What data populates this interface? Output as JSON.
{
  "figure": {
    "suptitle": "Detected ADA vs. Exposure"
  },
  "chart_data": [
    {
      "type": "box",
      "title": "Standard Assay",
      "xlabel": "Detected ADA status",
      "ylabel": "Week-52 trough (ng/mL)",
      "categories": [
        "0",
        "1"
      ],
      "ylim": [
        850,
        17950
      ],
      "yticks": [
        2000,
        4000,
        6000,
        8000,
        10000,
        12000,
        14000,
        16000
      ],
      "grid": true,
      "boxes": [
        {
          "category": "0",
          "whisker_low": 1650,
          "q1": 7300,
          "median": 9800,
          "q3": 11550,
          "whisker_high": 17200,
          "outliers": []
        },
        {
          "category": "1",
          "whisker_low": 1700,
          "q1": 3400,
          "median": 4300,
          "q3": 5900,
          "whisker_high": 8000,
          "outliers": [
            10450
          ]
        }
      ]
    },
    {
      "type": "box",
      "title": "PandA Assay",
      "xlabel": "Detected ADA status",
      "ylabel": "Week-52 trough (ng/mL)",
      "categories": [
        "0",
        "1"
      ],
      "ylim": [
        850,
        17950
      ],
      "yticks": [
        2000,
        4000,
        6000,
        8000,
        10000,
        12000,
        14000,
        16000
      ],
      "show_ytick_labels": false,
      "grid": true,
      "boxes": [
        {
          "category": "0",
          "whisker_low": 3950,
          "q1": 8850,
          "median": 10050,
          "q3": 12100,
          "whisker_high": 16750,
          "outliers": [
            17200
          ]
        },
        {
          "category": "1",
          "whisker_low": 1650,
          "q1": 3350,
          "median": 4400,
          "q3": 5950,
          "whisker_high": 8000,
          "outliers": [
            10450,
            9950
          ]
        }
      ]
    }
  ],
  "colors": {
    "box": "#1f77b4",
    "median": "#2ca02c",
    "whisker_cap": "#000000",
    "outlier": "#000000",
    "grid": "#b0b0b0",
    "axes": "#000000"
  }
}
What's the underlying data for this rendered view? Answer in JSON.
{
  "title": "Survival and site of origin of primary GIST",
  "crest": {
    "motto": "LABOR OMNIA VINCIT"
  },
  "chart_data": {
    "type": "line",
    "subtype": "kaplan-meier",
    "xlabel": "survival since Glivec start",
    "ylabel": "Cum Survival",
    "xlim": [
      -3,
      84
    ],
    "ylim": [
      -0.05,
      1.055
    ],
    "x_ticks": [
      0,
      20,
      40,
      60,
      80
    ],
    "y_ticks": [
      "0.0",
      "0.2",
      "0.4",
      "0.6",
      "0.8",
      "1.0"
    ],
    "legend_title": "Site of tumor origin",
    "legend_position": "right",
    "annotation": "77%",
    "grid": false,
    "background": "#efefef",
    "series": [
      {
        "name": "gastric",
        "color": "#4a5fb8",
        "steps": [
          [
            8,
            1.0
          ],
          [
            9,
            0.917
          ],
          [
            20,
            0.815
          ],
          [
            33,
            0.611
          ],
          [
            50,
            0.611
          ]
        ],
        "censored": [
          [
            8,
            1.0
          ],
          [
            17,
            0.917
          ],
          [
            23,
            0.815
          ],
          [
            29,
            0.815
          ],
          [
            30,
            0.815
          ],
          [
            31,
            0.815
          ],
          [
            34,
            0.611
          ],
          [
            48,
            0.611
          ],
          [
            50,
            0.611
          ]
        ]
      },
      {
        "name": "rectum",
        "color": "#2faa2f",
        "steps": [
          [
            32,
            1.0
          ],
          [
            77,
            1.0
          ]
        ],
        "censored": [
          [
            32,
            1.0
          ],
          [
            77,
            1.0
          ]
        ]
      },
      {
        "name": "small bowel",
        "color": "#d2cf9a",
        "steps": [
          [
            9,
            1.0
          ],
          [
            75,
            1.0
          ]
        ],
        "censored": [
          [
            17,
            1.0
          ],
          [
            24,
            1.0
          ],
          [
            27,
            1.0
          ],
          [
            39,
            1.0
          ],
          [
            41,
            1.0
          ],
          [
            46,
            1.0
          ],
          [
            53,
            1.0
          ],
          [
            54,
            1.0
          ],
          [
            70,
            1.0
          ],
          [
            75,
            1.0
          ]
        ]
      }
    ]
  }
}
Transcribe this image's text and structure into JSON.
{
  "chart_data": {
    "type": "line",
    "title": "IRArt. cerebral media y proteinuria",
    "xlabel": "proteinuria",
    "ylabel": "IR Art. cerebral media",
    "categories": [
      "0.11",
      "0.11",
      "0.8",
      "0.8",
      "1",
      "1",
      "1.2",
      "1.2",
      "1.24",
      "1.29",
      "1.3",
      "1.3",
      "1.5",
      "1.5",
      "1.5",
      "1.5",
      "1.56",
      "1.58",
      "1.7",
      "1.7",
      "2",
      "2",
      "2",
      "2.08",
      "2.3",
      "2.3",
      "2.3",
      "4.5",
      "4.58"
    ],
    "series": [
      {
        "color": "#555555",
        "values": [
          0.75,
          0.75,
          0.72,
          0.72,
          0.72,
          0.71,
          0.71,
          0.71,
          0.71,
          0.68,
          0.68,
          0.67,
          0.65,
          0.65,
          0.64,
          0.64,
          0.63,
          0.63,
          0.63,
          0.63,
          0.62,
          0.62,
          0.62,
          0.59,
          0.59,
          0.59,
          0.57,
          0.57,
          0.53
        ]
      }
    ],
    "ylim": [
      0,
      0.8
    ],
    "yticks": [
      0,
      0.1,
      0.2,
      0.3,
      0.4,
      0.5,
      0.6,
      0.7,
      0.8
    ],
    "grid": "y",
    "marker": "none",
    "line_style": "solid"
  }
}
■ ■ ■ ■
▶ TASK GOAL
Nothing should be dropped. Retype each line above as it is.

▶ OUTPUT OF THE TASK
What data populates this interface? Output as JSON.
{
  "figure": {
    "suptitle": "Detected ADA vs. Exposure"
  },
  "chart_data": [
    {
      "type": "box",
      "title": "Standard Assay",
      "xlabel": "Detected ADA status",
      "ylabel": "Week-52 trough (ng/mL)",
      "categories": [
        "0",
        "1"
      ],
      "ylim": [
        850,
        17950
      ],
      "yticks": [
        2000,
        4000,
        6000,
        8000,
        10000,
        12000,
        14000,
        16000
      ],
      "grid": true,
      "boxes": [
        {
          "category": "0",
          "whisker_low": 1650,
          "q1": 7300,
          "median": 9800,
          "q3": 11550,
          "whisker_high": 17200,
          "outliers": []
        },
        {
          "category": "1",
          "whisker_low": 1700,
          "q1": 3400,
          "median": 4300,
          "q3": 5900,
          "whisker_high": 8000,
          "outliers": [
            10450
          ]
        }
      ]
    },
    {
      "type": "box",
      "title": "PandA Assay",
      "xlabel": "Detected ADA status",
      "ylabel": "Week-52 trough (ng/mL)",
      "categories": [
        "0",
        "1"
      ],
      "ylim": [
        850,
        17950
      ],
      "yticks": [
        2000,
        4000,
        6000,
        8000,
        10000,
        12000,
        14000,
        16000
      ],
      "show_ytick_labels": false,
      "grid": true,
      "boxes": [
        {
          "category": "0",
          "whisker_low": 3950,
          "q1": 8850,
          "median": 10050,
          "q3": 12100,
          "whisker_high": 16750,
          "outliers": [
            17200
          ]
        },
        {
          "category": "1",
          "whisker_low": 1650,
          "q1": 3350,
          "median": 4400,
          "q3": 5950,
          "whisker_high": 8000,
          "outliers": [
            10450,
            9950
          ]
        }
      ]
    }
  ],
  "colors": {
    "box": "#1f77b4",
    "median": "#2ca02c",
    "whisker_cap": "#000000",
    "outlier": "#000000",
    "grid": "#b0b0b0",
    "axes": "#000000"
  }
}
What's the underlying data for this rendered view? Answer in JSON.
{
  "title": "Survival and site of origin of primary GIST",
  "crest": {
    "motto": "LABOR OMNIA VINCIT"
  },
  "chart_data": {
    "type": "line",
    "subtype": "kaplan-meier",
    "xlabel": "survival since Glivec start",
    "ylabel": "Cum Survival",
    "xlim": [
      -3,
      84
    ],
    "ylim": [
      -0.05,
      1.055
    ],
    "x_ticks": [
      0,
      20,
      40,
      60,
      80
    ],
    "y_ticks": [
      "0.0",
      "0.2",
      "0.4",
      "0.6",
      "0.8",
      "1.0"
    ],
    "legend_title": "Site of tumor origin",
    "legend_position": "right",
    "annotation": "77%",
    "grid": false,
    "background": "#efefef",
    "series": [
      {
        "name": "gastric",
        "color": "#4a5fb8",
        "steps": [
          [
            8,
            1.0
          ],
          [
            9,
            0.917
          ],
          [
            20,
            0.815
          ],
          [
            33,
            0.611
          ],
          [
            50,
            0.611
          ]
        ],
        "censored": [
          [
            8,
            1.0
          ],
          [
            17,
            0.917
          ],
          [
            23,
            0.815
          ],
          [
            29,
            0.815
          ],
          [
            30,
            0.815
          ],
          [
            31,
            0.815
          ],
          [
            34,
            0.611
          ],
          [
            48,
            0.611
          ],
          [
            50,
            0.611
          ]
        ]
      },
      {
        "name": "rectum",
        "color": "#2faa2f",
        "steps": [
          [
            32,
            1.0
          ],
          [
            77,
            1.0
          ]
        ],
        "censored": [
          [
            32,
            1.0
          ],
          [
            77,
            1.0
          ]
        ]
      },
      {
        "name": "small bowel",
        "color": "#d2cf9a",
        "steps": [
          [
            9,
            1.0
          ],
          [
            75,
            1.0
          ]
        ],
        "censored": [
          [
            17,
            1.0
          ],
          [
            24,
            1.0
          ],
          [
            27,
            1.0
          ],
          [
            39,
            1.0
          ],
          [
            41,
            1.0
          ],
          [
            46,
            1.0
          ],
          [
            53,
            1.0
          ],
          [
            54,
            1.0
          ],
          [
            70,
            1.0
          ],
          [
            75,
            1.0
          ]
        ]
      }
    ]
  }
}
Transcribe this image's text and structure into JSON.
{
  "chart_data": {
    "type": "line",
    "title": "IRArt. cerebral media y proteinuria",
    "xlabel": "proteinuria",
    "ylabel": "IR Art. cerebral media",
    "categories": [
      "0.11",
      "0.11",
      "0.8",
      "0.8",
      "1",
      "1",
      "1.2",
      "1.2",
      "1.24",
      "1.29",
      "1.3",
      "1.3",
      "1.5",
      "1.5",
      "1.5",
      "1.5",
      "1.56",
      "1.58",
      "1.7",
      "1.7",
      "2",
      "2",
      "2",
      "2.08",
      "2.3",
      "2.3",
      "2.3",
      "4.5",
      "4.58"
    ],
    "series": [
      {
        "color": "#555555",
        "values": [
          0.75,
          0.75,
          0.72,
          0.72,
          0.72,
          0.71,
          0.71,
          0.71,
          0.71,
          0.68,
          0.68,
          0.67,
          0.65,
          0.65,
          0.64,
          0.64,
          0.63,
          0.63,
          0.63,
          0.63,
          0.62,
          0.62,
          0.62,
          0.59,
          0.59,
          0.59,
          0.57,
          0.57,
          0.53
        ]
      }
    ],
    "ylim": [
      0,
      0.8
    ],
    "yticks": [
      0,
      0.1,
      0.2,
      0.3,
      0.4,
      0.5,
      0.6,
      0.7,
      0.8
    ],
    "grid": "y",
    "marker": "none",
    "line_style": "solid"
  }
}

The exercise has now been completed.